Take each line containing the word "text" and copy it.

### [Structured figure records]
>>

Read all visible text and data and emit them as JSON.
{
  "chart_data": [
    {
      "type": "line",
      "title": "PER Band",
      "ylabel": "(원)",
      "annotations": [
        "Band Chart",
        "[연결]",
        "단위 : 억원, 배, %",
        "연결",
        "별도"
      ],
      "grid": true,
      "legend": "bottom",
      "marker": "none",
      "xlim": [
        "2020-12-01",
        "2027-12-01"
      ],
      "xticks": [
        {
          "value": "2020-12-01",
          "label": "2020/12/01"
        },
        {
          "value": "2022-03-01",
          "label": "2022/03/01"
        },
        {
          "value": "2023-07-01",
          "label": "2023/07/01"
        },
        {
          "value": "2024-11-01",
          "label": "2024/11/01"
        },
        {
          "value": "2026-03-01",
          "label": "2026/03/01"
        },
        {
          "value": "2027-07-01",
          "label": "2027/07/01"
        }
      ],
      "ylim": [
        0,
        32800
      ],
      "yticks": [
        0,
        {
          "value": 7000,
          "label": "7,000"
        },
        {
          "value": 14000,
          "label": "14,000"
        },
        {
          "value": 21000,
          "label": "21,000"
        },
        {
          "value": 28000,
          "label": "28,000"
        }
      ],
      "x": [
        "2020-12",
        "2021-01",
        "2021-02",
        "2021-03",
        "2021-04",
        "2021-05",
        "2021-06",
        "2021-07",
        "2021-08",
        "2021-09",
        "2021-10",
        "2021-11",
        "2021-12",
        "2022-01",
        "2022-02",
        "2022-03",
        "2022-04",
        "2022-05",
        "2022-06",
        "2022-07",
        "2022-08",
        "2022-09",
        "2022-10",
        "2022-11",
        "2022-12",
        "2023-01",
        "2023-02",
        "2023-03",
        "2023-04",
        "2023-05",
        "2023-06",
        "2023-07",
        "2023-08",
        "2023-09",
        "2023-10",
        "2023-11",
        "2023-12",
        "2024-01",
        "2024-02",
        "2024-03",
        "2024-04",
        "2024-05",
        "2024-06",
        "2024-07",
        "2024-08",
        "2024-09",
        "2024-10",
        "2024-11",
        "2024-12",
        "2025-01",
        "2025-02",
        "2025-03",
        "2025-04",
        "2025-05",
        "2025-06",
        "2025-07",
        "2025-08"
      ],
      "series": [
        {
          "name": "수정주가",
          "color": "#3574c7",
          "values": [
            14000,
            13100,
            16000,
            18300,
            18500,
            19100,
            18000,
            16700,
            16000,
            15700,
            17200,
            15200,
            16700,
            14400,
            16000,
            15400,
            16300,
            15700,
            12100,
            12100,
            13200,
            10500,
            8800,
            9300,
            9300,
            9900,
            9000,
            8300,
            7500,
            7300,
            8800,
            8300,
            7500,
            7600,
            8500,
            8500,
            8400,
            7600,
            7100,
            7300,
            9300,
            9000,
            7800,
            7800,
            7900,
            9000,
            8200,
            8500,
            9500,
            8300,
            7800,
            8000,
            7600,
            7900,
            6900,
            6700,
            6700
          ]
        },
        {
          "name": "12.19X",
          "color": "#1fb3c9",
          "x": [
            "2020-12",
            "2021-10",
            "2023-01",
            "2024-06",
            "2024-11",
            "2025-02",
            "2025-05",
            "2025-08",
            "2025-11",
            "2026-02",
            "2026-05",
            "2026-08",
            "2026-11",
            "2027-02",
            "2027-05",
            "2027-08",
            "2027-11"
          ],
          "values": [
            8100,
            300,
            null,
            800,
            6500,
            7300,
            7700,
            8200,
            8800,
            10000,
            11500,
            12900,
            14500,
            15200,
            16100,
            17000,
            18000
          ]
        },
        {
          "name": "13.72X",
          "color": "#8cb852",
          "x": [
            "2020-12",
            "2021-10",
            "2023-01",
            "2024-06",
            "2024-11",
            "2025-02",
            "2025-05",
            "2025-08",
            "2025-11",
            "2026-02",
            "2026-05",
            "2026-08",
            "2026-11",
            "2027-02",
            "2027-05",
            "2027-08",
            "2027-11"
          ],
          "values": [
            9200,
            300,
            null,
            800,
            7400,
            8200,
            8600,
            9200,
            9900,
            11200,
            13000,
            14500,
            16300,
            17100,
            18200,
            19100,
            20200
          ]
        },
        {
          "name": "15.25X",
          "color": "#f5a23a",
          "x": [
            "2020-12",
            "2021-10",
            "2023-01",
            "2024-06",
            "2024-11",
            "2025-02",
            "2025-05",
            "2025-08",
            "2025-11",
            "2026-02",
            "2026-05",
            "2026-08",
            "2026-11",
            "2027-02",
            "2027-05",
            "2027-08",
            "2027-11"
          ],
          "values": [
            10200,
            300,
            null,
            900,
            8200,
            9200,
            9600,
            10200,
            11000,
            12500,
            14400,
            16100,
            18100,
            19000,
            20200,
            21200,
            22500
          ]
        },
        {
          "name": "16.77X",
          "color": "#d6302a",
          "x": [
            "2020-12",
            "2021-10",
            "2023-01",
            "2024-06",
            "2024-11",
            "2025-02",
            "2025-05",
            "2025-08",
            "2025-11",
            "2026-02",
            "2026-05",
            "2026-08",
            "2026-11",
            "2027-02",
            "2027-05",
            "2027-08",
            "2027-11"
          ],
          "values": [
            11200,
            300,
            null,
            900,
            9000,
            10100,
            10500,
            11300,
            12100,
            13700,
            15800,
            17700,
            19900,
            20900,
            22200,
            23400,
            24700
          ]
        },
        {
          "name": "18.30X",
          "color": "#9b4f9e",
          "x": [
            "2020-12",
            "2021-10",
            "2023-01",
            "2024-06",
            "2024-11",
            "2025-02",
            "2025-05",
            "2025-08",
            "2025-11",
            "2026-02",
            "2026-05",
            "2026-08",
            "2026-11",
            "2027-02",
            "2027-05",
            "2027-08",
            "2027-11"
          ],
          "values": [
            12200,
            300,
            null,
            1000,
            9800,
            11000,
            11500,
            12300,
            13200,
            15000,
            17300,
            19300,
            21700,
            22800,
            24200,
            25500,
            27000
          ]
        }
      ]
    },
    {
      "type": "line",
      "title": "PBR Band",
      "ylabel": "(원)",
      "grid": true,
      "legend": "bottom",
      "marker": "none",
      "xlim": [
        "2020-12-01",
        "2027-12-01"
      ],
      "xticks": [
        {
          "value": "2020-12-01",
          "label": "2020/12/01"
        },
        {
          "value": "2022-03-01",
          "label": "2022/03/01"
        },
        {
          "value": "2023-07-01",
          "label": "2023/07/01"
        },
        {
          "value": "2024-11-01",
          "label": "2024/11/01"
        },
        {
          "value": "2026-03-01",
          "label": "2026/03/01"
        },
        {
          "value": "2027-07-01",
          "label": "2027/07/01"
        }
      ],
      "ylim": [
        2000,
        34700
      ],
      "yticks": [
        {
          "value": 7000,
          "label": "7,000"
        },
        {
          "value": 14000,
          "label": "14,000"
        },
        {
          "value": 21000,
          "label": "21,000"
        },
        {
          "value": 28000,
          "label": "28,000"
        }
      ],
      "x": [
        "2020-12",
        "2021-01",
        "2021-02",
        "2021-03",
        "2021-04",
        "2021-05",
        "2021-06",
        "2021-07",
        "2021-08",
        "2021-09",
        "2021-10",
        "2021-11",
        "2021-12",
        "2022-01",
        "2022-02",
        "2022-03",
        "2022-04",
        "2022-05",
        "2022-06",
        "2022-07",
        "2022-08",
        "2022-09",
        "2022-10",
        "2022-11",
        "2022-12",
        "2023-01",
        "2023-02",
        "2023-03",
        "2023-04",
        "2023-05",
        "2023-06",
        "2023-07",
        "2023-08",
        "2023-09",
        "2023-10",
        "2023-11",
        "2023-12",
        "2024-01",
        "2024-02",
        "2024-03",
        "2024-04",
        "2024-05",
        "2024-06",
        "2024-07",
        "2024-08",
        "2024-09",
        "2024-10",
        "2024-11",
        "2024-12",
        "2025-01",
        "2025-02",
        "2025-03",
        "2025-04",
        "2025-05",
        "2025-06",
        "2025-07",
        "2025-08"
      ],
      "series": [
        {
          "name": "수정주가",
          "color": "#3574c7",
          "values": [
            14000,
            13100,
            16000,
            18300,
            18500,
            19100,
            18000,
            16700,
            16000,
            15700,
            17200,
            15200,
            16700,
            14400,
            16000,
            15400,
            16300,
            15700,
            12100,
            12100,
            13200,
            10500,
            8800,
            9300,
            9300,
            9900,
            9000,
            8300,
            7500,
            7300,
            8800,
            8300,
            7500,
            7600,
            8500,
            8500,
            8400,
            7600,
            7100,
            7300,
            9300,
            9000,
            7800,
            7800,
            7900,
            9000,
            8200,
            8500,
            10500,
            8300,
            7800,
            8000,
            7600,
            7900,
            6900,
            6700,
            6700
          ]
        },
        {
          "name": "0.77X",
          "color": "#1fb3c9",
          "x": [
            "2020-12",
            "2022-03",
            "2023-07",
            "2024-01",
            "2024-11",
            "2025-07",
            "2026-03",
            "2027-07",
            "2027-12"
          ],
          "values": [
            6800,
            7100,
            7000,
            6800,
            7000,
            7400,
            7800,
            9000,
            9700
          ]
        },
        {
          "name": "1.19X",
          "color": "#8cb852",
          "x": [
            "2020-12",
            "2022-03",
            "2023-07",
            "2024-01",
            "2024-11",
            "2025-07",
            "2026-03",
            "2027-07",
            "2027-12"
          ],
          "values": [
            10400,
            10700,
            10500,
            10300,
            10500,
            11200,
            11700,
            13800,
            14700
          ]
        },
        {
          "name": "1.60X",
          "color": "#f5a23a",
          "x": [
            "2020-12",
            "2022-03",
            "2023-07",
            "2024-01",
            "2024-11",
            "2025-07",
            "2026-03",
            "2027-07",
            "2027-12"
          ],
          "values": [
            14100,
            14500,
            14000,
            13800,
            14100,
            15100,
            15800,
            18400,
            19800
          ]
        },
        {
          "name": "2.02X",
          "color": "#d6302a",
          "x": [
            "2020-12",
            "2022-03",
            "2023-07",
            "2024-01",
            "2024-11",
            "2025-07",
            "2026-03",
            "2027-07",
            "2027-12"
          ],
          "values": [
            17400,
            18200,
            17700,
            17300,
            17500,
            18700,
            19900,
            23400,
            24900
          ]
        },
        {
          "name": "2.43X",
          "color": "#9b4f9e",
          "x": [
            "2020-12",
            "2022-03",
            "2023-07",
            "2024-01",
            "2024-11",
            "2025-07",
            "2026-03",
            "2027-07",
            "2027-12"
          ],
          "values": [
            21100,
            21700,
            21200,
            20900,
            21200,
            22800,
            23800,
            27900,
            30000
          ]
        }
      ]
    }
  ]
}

<<
>>

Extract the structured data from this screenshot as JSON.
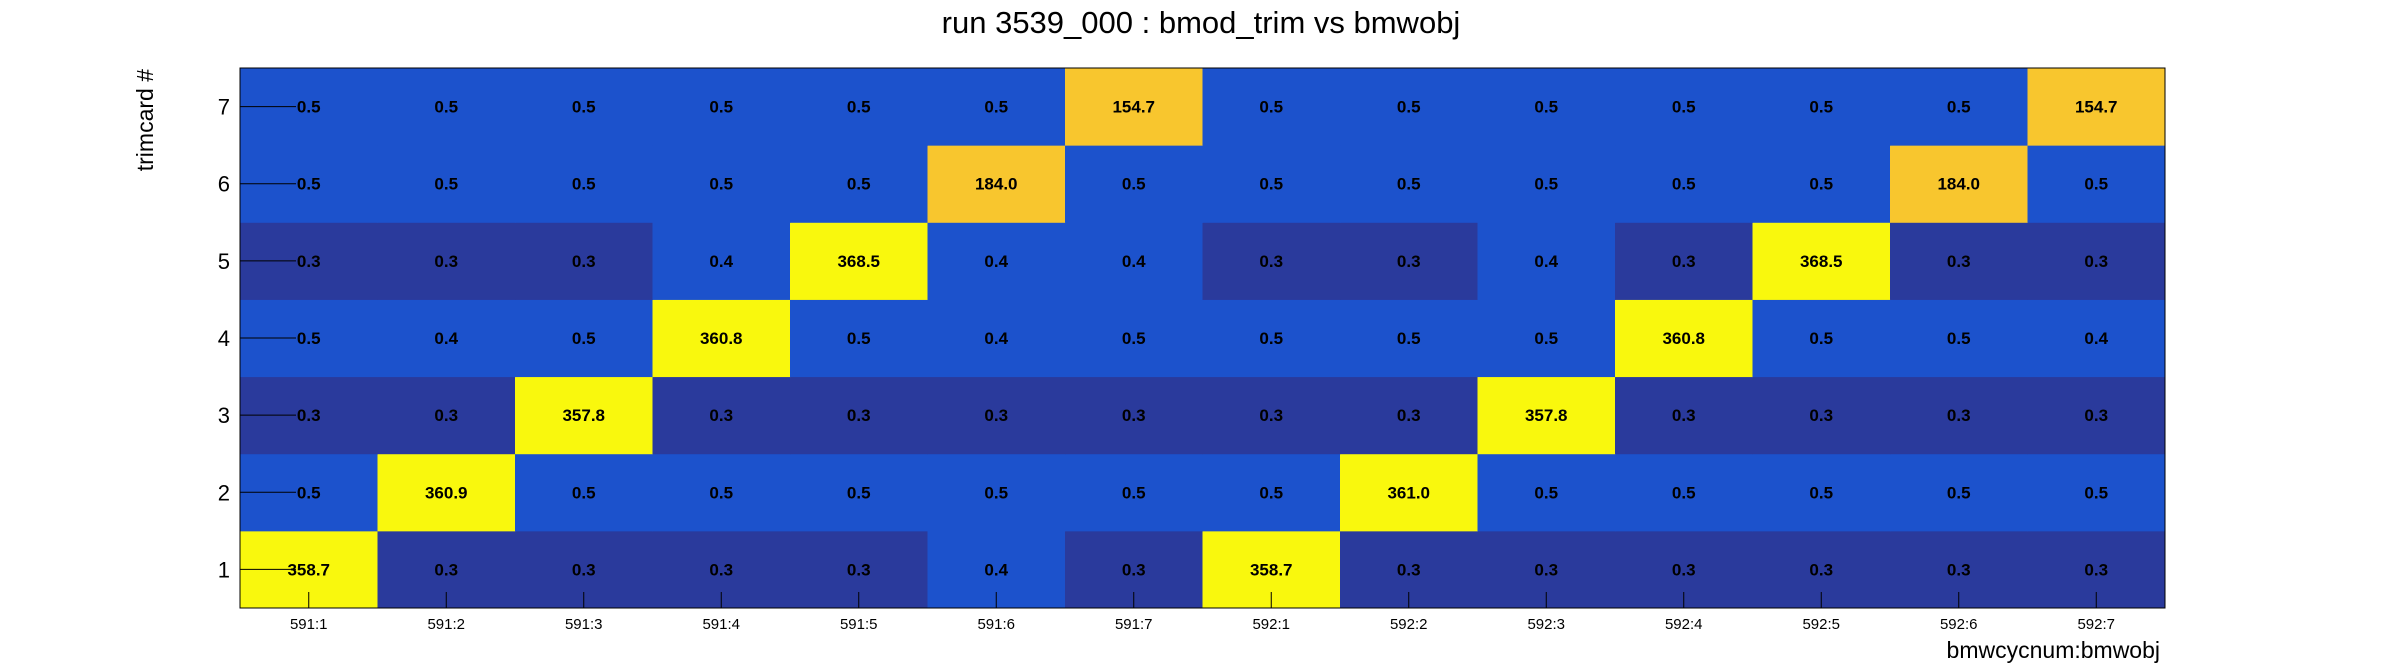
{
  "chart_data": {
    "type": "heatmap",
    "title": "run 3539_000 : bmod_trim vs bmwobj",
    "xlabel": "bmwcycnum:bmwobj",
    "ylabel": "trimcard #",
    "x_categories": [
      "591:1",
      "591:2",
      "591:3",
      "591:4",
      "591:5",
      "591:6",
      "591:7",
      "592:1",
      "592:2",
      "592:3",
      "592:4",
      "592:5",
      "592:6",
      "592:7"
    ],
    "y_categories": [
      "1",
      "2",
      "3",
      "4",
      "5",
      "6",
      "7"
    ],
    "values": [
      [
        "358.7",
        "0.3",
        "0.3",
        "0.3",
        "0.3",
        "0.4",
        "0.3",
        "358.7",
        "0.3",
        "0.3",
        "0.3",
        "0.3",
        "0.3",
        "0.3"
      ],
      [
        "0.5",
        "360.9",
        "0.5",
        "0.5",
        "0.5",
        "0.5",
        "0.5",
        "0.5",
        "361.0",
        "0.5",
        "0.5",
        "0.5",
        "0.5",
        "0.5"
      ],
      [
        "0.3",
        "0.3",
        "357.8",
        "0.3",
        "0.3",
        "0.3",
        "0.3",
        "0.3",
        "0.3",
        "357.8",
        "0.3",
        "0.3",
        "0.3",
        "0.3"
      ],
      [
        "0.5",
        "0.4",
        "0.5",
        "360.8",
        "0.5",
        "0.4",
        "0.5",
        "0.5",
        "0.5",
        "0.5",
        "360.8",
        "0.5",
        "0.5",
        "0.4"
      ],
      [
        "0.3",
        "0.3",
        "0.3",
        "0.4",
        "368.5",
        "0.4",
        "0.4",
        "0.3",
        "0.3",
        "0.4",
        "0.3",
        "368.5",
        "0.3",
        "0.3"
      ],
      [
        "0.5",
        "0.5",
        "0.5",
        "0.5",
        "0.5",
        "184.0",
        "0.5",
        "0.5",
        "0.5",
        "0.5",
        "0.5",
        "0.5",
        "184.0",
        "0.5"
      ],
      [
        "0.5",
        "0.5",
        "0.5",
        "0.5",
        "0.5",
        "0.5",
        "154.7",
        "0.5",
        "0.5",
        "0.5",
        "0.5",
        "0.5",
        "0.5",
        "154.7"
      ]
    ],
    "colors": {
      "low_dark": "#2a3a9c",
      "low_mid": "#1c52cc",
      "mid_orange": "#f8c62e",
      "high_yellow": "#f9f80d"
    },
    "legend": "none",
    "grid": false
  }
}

<<
>>

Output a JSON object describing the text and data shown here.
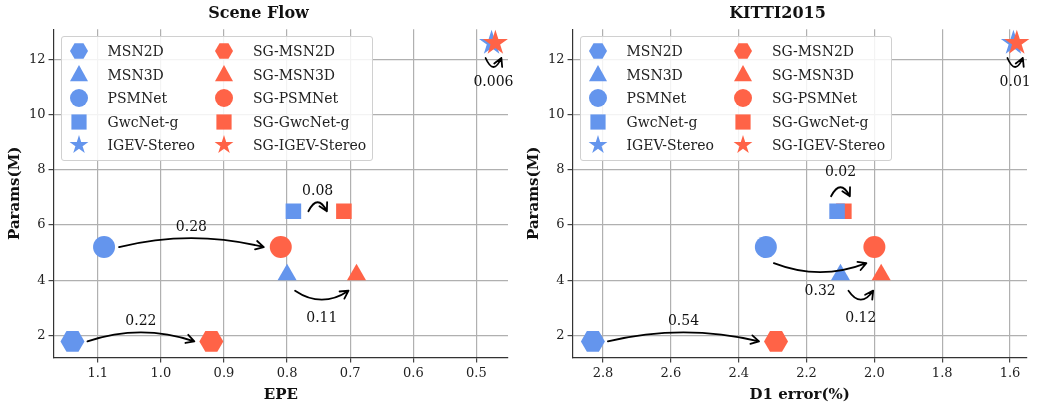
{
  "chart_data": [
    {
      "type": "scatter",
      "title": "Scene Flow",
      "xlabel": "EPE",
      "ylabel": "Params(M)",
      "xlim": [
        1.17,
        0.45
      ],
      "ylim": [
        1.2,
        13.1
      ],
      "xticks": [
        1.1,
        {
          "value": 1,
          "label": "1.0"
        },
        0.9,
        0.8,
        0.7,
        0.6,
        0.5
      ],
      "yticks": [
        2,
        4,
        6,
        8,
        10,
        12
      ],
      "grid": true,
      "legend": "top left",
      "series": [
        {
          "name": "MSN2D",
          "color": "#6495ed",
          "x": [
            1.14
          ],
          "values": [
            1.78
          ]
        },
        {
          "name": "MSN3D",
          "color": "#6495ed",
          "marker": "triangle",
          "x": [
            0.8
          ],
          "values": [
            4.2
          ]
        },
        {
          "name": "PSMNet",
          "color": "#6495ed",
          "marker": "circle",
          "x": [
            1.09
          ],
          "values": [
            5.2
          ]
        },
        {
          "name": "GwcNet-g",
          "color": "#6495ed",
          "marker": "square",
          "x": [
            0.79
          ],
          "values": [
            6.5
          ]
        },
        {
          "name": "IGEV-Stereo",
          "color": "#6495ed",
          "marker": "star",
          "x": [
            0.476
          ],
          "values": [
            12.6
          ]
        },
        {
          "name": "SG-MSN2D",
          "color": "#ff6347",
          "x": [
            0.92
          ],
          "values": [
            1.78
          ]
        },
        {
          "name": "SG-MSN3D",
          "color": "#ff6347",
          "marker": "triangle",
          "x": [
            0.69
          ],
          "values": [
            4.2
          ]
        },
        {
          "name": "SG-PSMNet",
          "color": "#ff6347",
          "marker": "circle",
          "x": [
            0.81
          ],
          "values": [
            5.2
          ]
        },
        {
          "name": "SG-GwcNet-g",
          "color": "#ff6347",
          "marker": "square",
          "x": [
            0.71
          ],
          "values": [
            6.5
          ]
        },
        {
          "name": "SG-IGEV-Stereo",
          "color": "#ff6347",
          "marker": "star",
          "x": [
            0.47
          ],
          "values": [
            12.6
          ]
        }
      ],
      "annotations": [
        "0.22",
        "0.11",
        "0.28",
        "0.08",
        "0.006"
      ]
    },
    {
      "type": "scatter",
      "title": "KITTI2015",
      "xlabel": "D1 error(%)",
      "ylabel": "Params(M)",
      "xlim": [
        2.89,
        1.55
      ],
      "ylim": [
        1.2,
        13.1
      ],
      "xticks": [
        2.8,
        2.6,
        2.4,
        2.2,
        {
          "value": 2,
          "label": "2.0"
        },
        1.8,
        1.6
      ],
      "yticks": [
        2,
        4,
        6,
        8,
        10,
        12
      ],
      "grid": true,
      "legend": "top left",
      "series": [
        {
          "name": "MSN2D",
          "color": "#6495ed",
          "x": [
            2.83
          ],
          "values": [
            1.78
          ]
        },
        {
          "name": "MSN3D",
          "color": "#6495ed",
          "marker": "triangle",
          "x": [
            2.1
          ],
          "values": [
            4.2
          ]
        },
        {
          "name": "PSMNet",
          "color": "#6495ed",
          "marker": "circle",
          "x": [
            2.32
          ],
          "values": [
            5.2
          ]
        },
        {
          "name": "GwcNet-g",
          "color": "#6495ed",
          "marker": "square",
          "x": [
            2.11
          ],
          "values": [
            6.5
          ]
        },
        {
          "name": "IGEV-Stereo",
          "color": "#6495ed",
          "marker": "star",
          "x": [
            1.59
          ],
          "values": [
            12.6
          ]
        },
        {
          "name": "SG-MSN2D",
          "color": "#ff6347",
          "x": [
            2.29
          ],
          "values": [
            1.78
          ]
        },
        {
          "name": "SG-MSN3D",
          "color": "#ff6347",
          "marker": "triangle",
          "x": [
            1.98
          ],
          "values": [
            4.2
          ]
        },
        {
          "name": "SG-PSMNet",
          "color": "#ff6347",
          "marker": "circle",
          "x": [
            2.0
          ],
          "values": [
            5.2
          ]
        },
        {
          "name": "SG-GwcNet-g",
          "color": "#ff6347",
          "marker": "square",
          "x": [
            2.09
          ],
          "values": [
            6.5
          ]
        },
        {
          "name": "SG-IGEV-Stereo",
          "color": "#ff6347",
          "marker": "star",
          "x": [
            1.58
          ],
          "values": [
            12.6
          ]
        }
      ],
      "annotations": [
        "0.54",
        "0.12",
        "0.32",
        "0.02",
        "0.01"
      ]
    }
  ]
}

<<

### [WRITTEN ANSWER]
Read all visible text and data and emit them as JSON.
Output a JSON object describing the text and data shown here.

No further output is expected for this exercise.